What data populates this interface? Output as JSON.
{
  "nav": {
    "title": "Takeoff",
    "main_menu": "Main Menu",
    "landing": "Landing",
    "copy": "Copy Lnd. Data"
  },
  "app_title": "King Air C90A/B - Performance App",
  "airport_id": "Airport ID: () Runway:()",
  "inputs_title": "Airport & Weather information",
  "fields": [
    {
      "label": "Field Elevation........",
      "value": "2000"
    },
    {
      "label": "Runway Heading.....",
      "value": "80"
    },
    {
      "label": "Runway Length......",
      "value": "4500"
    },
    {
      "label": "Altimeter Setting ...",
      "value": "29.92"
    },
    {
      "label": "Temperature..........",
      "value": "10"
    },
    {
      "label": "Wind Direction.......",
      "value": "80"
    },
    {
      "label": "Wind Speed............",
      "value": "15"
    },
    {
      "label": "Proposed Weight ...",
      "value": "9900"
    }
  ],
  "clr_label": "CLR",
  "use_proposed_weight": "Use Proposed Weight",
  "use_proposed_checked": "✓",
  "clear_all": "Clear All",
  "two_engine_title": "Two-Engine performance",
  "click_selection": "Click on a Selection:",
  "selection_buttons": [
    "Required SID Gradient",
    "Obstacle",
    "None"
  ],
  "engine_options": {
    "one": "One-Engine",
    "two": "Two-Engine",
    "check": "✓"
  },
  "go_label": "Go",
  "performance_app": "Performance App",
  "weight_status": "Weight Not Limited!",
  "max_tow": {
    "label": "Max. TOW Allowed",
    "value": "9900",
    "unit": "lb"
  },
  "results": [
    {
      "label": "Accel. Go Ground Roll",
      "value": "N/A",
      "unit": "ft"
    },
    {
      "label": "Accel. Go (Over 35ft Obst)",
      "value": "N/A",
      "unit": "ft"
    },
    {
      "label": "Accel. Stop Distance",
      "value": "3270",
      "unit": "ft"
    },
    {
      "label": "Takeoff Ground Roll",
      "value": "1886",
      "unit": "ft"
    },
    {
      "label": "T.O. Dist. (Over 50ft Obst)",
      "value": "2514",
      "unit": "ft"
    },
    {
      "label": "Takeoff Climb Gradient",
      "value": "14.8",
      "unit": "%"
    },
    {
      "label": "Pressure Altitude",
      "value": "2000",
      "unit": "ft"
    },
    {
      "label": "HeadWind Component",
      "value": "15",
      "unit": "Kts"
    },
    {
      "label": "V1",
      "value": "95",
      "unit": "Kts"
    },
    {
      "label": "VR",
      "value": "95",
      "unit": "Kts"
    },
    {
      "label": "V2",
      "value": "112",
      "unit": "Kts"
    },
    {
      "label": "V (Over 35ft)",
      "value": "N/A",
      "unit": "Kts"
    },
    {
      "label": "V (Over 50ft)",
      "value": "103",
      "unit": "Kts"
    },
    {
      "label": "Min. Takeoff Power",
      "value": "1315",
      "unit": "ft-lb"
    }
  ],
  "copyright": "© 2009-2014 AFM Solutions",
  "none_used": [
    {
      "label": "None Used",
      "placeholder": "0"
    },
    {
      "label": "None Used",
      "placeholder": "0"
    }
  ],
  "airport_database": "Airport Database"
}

▶ Description of the task: Read the data above and pull out each line that holds the string "Ground".

▶ Right answer:
      "label": "Accel. Go Ground Roll",
      "label": "Takeoff Ground Roll",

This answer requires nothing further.